* _What you have to do_
Look through the data below, and copy each line that carries the word "this".

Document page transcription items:
——————
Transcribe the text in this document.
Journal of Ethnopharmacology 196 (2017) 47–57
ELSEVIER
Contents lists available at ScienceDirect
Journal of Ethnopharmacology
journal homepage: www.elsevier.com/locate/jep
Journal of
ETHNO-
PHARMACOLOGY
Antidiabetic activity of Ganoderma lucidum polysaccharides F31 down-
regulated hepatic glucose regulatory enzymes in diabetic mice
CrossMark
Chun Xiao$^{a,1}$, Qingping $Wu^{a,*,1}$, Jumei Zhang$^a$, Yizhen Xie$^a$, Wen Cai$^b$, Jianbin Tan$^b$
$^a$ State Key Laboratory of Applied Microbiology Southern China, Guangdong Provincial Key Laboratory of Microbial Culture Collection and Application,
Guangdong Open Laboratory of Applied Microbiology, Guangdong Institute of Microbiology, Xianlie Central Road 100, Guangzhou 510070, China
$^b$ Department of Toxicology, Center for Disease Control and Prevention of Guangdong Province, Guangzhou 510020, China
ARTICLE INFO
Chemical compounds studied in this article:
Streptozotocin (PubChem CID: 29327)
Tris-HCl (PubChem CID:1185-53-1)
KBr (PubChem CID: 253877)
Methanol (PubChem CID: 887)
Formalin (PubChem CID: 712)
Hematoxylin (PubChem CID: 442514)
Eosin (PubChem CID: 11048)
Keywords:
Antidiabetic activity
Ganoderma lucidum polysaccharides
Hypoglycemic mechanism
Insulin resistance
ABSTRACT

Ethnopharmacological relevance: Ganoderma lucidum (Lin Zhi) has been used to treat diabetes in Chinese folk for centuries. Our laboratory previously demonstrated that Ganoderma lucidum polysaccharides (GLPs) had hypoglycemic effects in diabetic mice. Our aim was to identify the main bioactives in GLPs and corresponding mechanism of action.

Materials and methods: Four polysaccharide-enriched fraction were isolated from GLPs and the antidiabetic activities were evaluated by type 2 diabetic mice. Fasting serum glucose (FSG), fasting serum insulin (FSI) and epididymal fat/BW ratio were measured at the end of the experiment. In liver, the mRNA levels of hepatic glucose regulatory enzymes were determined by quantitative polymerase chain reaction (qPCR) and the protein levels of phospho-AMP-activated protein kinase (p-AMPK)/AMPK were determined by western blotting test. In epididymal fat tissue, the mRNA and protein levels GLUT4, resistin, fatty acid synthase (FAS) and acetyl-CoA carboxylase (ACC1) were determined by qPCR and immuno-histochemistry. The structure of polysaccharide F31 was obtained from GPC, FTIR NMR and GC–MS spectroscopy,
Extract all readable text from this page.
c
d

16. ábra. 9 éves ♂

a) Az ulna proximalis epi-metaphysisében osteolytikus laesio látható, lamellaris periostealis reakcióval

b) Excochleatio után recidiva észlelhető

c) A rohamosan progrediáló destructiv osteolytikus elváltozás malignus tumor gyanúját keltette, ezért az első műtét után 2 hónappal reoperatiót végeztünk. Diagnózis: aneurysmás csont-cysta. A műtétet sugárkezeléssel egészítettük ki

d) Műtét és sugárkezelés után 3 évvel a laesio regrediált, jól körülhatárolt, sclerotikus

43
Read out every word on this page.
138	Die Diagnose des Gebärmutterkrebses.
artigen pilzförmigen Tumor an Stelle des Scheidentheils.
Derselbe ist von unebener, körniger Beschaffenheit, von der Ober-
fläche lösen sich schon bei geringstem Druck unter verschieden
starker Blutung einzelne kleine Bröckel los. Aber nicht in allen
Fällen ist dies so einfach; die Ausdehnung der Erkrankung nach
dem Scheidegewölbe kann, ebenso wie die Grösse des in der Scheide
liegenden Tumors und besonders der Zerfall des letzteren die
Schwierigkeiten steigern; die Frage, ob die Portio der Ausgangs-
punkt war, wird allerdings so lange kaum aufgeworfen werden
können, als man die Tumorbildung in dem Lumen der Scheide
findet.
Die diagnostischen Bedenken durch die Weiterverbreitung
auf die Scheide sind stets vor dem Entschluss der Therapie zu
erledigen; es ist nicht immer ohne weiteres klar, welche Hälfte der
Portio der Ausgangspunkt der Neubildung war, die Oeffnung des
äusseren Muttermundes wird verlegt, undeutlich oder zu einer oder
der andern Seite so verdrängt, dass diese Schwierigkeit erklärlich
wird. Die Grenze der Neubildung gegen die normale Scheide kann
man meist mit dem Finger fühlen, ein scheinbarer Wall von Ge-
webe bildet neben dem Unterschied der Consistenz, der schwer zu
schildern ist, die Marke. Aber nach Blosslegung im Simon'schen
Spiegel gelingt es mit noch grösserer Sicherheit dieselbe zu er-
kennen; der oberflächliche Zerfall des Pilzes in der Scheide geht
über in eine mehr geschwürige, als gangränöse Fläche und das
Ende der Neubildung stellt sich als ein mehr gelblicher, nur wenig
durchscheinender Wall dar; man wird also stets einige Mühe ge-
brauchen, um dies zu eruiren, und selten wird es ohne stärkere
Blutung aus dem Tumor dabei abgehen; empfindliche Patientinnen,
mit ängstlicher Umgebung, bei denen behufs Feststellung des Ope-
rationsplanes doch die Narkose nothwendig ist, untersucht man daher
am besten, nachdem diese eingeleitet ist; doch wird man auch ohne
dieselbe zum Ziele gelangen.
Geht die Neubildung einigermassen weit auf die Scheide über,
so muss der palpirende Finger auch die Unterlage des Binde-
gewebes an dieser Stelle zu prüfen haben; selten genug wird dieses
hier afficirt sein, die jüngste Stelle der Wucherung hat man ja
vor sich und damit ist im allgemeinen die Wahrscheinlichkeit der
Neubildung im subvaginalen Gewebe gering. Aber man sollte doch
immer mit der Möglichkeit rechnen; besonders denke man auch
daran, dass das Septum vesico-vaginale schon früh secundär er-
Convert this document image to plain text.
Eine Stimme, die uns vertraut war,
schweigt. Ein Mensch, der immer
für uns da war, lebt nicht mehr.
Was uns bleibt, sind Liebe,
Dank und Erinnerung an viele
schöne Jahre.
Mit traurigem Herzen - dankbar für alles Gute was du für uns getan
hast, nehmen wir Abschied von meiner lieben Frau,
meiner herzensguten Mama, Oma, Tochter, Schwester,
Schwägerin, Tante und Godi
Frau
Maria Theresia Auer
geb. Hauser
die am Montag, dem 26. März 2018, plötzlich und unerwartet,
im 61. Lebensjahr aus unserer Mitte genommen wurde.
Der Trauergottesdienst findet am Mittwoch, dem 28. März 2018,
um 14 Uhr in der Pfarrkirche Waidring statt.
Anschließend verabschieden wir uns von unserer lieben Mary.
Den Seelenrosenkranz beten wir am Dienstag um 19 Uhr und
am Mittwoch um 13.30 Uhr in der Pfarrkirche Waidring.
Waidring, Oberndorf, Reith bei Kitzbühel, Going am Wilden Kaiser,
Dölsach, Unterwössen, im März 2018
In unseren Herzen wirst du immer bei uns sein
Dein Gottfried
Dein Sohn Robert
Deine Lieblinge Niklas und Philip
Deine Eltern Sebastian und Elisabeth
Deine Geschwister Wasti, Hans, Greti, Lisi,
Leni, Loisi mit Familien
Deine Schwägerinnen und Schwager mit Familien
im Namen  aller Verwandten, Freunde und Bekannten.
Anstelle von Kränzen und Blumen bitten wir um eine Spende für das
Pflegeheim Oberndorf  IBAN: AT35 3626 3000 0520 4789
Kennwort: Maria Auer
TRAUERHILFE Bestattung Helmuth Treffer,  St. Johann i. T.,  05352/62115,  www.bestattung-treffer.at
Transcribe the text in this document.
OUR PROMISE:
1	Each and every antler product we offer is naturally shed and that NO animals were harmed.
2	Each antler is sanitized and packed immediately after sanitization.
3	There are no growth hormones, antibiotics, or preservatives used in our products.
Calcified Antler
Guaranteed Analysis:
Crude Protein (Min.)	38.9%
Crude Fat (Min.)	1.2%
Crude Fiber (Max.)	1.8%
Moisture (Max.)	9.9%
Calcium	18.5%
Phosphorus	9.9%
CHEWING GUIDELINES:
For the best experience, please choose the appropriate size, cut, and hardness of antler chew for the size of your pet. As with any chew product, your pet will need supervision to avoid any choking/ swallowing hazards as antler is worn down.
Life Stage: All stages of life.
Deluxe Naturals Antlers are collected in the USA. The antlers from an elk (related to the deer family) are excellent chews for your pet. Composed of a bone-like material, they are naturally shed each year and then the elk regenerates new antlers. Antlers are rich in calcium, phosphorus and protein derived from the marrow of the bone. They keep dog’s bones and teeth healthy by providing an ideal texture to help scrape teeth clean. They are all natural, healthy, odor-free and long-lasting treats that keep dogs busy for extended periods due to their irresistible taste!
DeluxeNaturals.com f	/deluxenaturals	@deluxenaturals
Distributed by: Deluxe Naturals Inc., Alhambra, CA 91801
——————
* _Answer box_
Transcribe the text in this document.
Chemical compounds studied in this article:
Extract all readable text from this page.
Read out every word on this page.
Convert this document image to plain text.
Transcribe the text in this document.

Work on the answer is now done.